Copy all lines below containing "zprávy".

• Recorded data:
************
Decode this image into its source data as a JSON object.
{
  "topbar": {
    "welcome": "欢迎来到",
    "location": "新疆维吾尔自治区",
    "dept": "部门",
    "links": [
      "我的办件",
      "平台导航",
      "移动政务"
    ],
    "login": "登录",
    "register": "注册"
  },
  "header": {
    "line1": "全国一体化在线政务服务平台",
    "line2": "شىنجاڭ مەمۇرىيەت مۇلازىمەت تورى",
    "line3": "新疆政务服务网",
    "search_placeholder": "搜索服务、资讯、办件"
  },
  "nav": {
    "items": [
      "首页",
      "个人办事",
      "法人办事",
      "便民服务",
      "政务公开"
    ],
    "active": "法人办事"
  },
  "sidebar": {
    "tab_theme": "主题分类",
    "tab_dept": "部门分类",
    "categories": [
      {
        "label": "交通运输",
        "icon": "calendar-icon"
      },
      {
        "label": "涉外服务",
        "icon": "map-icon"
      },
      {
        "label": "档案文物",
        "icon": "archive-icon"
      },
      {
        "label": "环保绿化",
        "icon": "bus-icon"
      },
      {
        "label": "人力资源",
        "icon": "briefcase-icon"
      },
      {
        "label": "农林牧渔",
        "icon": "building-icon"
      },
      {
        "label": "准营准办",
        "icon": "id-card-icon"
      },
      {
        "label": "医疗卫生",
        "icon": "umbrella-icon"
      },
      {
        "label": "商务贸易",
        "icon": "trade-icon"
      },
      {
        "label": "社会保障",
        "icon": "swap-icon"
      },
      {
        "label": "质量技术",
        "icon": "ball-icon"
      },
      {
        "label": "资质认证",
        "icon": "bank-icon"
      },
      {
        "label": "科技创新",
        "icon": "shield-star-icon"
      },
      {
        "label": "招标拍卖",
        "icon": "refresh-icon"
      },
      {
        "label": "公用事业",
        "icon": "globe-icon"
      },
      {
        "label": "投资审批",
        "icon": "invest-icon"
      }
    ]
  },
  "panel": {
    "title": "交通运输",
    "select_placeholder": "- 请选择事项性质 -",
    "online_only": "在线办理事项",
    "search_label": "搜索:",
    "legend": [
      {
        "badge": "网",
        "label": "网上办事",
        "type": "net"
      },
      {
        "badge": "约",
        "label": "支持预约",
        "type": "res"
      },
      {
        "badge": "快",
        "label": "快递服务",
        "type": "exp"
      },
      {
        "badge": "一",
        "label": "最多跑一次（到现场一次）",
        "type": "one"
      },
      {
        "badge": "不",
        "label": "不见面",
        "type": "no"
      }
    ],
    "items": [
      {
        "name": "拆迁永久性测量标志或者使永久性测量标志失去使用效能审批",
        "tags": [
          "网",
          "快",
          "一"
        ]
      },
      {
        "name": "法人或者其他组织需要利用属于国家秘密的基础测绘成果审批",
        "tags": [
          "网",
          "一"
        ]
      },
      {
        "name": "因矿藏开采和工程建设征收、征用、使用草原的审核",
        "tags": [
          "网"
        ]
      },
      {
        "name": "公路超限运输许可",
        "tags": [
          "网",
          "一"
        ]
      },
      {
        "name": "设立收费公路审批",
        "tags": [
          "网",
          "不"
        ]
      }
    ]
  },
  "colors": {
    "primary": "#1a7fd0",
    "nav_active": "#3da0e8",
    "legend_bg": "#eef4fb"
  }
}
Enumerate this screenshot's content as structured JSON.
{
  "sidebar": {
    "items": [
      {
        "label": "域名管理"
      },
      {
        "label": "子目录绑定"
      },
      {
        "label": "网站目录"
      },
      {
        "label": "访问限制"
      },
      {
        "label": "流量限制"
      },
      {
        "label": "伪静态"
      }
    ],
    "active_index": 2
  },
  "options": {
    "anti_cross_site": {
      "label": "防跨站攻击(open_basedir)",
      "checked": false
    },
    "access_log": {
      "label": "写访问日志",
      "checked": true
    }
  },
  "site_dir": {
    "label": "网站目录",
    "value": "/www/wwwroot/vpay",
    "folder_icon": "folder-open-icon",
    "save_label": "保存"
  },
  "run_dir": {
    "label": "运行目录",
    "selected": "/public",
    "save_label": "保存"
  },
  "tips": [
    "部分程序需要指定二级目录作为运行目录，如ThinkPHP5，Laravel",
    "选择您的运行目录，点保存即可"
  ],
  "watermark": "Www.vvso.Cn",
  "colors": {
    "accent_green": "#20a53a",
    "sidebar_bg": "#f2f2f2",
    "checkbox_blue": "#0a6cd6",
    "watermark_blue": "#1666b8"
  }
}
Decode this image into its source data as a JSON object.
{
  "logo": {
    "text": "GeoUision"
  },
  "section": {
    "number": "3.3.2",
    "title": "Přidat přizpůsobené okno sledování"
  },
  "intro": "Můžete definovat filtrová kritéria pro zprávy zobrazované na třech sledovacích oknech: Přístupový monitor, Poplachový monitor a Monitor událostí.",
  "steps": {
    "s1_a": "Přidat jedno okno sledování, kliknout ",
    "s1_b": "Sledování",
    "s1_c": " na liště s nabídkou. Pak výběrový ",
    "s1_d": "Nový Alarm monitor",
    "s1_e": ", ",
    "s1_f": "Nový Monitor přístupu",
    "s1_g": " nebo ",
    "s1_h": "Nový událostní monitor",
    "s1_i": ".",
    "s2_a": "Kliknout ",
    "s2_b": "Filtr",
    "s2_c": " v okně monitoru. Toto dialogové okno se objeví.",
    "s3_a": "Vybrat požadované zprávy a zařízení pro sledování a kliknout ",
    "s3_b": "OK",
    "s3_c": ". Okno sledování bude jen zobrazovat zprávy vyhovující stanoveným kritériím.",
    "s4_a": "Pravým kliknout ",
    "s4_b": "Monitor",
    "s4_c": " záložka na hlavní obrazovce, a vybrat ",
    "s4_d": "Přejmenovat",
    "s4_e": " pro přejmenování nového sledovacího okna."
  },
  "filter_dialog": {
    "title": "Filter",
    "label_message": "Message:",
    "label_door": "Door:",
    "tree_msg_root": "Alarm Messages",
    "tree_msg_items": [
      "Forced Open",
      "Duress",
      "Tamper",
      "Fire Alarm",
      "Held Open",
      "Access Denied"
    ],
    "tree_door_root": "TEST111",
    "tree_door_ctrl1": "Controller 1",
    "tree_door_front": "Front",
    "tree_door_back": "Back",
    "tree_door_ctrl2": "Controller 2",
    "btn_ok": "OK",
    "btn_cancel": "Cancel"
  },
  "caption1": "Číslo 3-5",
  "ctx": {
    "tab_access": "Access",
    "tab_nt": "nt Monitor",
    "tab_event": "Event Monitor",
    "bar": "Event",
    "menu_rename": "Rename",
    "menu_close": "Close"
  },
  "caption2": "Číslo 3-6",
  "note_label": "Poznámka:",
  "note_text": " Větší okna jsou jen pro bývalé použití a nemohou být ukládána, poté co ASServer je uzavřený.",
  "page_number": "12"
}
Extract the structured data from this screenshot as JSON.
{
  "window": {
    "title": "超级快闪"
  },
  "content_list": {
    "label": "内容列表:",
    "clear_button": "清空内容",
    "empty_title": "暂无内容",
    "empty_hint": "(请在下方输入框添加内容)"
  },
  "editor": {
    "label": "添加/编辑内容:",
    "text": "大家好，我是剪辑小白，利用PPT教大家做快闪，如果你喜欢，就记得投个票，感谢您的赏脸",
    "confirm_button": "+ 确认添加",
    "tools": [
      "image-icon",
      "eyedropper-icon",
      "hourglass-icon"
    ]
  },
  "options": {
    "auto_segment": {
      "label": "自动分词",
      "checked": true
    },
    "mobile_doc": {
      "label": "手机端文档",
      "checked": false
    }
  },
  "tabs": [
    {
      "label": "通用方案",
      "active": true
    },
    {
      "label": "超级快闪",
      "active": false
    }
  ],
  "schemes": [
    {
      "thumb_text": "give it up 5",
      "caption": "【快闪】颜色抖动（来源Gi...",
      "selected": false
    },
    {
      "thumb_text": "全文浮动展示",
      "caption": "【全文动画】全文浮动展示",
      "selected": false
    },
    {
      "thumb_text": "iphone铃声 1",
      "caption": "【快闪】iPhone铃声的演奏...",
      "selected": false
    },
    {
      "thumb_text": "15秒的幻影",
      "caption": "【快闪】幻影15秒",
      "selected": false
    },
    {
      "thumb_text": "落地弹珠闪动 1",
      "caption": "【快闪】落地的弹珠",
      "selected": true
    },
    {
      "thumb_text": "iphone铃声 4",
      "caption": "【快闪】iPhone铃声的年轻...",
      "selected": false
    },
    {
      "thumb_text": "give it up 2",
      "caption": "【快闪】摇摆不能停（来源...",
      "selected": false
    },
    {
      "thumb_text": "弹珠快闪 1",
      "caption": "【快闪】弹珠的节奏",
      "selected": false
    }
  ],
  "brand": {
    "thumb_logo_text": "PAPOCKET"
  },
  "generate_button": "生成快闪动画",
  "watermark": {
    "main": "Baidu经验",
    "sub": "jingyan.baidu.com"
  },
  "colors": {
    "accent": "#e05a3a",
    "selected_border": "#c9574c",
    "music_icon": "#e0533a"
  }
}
************
• Task output:
  "intro": "Můžete definovat filtrová kritéria pro zprávy zobrazované na třech sledovacích oknech: Přístupový monitor, Poplachový monitor a Monitor událostí.",
    "s3_a": "Vybrat požadované zprávy a zařízení pro sledování a kliknout ",
    "s3_c": ". Okno sledování bude jen zobrazovat zprávy vyhovující stanoveným kritériím.",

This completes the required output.